Brief -
Please write out the complete listing that follows, exactly as it reads.

Records for the task -
————————

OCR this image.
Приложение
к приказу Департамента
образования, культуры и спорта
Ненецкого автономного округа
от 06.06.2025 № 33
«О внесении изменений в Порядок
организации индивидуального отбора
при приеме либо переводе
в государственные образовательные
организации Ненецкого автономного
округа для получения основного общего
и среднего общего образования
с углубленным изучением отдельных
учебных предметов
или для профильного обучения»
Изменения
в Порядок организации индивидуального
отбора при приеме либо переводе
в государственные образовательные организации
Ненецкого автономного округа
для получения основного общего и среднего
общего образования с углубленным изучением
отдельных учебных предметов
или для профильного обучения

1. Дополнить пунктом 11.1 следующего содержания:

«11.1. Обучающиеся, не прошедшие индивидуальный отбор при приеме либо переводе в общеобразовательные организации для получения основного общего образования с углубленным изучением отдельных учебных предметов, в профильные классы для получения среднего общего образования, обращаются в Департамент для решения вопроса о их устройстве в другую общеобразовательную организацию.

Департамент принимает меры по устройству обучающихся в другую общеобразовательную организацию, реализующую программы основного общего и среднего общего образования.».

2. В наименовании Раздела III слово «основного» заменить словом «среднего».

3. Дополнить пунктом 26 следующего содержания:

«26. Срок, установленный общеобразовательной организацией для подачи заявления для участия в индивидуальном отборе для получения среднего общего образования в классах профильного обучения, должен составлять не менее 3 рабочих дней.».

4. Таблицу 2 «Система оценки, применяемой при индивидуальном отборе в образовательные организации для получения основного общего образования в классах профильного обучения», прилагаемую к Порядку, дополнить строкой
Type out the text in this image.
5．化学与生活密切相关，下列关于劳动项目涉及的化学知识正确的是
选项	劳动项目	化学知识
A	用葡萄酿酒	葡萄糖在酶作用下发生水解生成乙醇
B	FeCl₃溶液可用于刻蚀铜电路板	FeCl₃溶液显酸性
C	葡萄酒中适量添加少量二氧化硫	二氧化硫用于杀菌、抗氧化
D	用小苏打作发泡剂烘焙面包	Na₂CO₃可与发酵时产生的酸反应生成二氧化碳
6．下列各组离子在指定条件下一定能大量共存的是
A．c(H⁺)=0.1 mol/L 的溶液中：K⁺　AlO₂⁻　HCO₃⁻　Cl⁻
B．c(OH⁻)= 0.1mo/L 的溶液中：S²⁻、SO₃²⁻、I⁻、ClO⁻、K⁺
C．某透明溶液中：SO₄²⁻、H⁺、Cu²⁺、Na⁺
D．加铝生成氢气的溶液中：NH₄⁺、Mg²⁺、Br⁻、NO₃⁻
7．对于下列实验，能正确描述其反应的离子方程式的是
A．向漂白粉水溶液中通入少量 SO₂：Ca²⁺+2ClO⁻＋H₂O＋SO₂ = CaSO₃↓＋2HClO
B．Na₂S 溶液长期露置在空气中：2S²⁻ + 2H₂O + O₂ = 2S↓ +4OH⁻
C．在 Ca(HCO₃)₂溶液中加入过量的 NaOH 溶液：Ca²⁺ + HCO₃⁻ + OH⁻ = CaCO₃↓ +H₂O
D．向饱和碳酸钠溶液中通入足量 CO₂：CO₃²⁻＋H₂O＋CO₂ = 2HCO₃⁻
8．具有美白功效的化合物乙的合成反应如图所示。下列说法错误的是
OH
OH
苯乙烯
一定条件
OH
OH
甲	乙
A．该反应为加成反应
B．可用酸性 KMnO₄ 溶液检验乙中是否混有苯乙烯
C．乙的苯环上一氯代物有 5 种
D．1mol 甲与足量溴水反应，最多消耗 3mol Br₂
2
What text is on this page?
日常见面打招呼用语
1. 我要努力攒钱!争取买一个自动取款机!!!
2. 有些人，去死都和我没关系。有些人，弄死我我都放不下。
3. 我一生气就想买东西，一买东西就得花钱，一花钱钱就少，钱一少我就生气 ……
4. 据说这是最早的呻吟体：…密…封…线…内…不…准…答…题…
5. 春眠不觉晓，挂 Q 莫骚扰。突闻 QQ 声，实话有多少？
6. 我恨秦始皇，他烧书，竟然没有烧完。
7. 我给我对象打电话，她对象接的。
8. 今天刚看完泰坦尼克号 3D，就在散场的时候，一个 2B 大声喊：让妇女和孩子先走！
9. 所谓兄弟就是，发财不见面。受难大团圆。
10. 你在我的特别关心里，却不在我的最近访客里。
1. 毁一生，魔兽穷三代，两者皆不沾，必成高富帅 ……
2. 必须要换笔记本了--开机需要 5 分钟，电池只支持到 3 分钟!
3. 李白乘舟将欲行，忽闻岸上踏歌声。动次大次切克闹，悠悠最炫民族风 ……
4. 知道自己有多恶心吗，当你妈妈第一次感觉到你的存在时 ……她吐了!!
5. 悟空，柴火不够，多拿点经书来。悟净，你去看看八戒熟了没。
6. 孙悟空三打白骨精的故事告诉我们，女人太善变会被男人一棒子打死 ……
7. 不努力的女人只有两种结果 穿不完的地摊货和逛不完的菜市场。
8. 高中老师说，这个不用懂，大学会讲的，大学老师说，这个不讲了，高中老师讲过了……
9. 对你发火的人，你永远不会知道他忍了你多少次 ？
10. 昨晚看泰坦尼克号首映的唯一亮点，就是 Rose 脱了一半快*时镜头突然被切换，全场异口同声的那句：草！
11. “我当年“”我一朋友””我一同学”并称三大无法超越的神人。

————————

Written solution -
OCR this image.
Приложение
к приказу Департамента
образования, культуры и спорта
Ненецкого автономного округа
от 06.06.2025 № 33
«О внесении изменений в Порядок
организации индивидуального отбора
при приеме либо переводе
в государственные образовательные
организации Ненецкого автономного
округа для получения основного общего
и среднего общего образования
с углубленным изучением отдельных
учебных предметов
или для профильного обучения»
Изменения
в Порядок организации индивидуального
отбора при приеме либо переводе
в государственные образовательные организации
Ненецкого автономного округа
для получения основного общего и среднего
общего образования с углубленным изучением
отдельных учебных предметов
или для профильного обучения

1. Дополнить пунктом 11.1 следующего содержания:

«11.1. Обучающиеся, не прошедшие индивидуальный отбор при приеме либо переводе в общеобразовательные организации для получения основного общего образования с углубленным изучением отдельных учебных предметов, в профильные классы для получения среднего общего образования, обращаются в Департамент для решения вопроса о их устройстве в другую общеобразовательную организацию.

Департамент принимает меры по устройству обучающихся в другую общеобразовательную организацию, реализующую программы основного общего и среднего общего образования.».

2. В наименовании Раздела III слово «основного» заменить словом «среднего».

3. Дополнить пунктом 26 следующего содержания:

«26. Срок, установленный общеобразовательной организацией для подачи заявления для участия в индивидуальном отборе для получения среднего общего образования в классах профильного обучения, должен составлять не менее 3 рабочих дней.».

4. Таблицу 2 «Система оценки, применяемой при индивидуальном отборе в образовательные организации для получения основного общего образования в классах профильного обучения», прилагаемую к Порядку, дополнить строкой
Type out the text in this image.
5．化学与生活密切相关，下列关于劳动项目涉及的化学知识正确的是
选项	劳动项目	化学知识
A	用葡萄酿酒	葡萄糖在酶作用下发生水解生成乙醇
B	FeCl₃溶液可用于刻蚀铜电路板	FeCl₃溶液显酸性
C	葡萄酒中适量添加少量二氧化硫	二氧化硫用于杀菌、抗氧化
D	用小苏打作发泡剂烘焙面包	Na₂CO₃可与发酵时产生的酸反应生成二氧化碳
6．下列各组离子在指定条件下一定能大量共存的是
A．c(H⁺)=0.1 mol/L 的溶液中：K⁺　AlO₂⁻　HCO₃⁻　Cl⁻
B．c(OH⁻)= 0.1mo/L 的溶液中：S²⁻、SO₃²⁻、I⁻、ClO⁻、K⁺
C．某透明溶液中：SO₄²⁻、H⁺、Cu²⁺、Na⁺
D．加铝生成氢气的溶液中：NH₄⁺、Mg²⁺、Br⁻、NO₃⁻
7．对于下列实验，能正确描述其反应的离子方程式的是
A．向漂白粉水溶液中通入少量 SO₂：Ca²⁺+2ClO⁻＋H₂O＋SO₂ = CaSO₃↓＋2HClO
B．Na₂S 溶液长期露置在空气中：2S²⁻ + 2H₂O + O₂ = 2S↓ +4OH⁻
C．在 Ca(HCO₃)₂溶液中加入过量的 NaOH 溶液：Ca²⁺ + HCO₃⁻ + OH⁻ = CaCO₃↓ +H₂O
D．向饱和碳酸钠溶液中通入足量 CO₂：CO₃²⁻＋H₂O＋CO₂ = 2HCO₃⁻
8．具有美白功效的化合物乙的合成反应如图所示。下列说法错误的是
OH
OH
苯乙烯
一定条件
OH
OH
甲	乙
A．该反应为加成反应
B．可用酸性 KMnO₄ 溶液检验乙中是否混有苯乙烯
C．乙的苯环上一氯代物有 5 种
D．1mol 甲与足量溴水反应，最多消耗 3mol Br₂
2
What text is on this page?
日常见面打招呼用语
1. 我要努力攒钱!争取买一个自动取款机!!!
2. 有些人，去死都和我没关系。有些人，弄死我我都放不下。
3. 我一生气就想买东西，一买东西就得花钱，一花钱钱就少，钱一少我就生气 ……
4. 据说这是最早的呻吟体：…密…封…线…内…不…准…答…题…
5. 春眠不觉晓，挂 Q 莫骚扰。突闻 QQ 声，实话有多少？
6. 我恨秦始皇，他烧书，竟然没有烧完。
7. 我给我对象打电话，她对象接的。
8. 今天刚看完泰坦尼克号 3D，就在散场的时候，一个 2B 大声喊：让妇女和孩子先走！
9. 所谓兄弟就是，发财不见面。受难大团圆。
10. 你在我的特别关心里，却不在我的最近访客里。
1. 毁一生，魔兽穷三代，两者皆不沾，必成高富帅 ……
2. 必须要换笔记本了--开机需要 5 分钟，电池只支持到 3 分钟!
3. 李白乘舟将欲行，忽闻岸上踏歌声。动次大次切克闹，悠悠最炫民族风 ……
4. 知道自己有多恶心吗，当你妈妈第一次感觉到你的存在时 ……她吐了!!
5. 悟空，柴火不够，多拿点经书来。悟净，你去看看八戒熟了没。
6. 孙悟空三打白骨精的故事告诉我们，女人太善变会被男人一棒子打死 ……
7. 不努力的女人只有两种结果 穿不完的地摊货和逛不完的菜市场。
8. 高中老师说，这个不用懂，大学会讲的，大学老师说，这个不讲了，高中老师讲过了……
9. 对你发火的人，你永远不会知道他忍了你多少次 ？
10. 昨晚看泰坦尼克号首映的唯一亮点，就是 Rose 脱了一半快*时镜头突然被切换，全场异口同声的那句：草！
11. “我当年“”我一朋友””我一同学”并称三大无法超越的神人。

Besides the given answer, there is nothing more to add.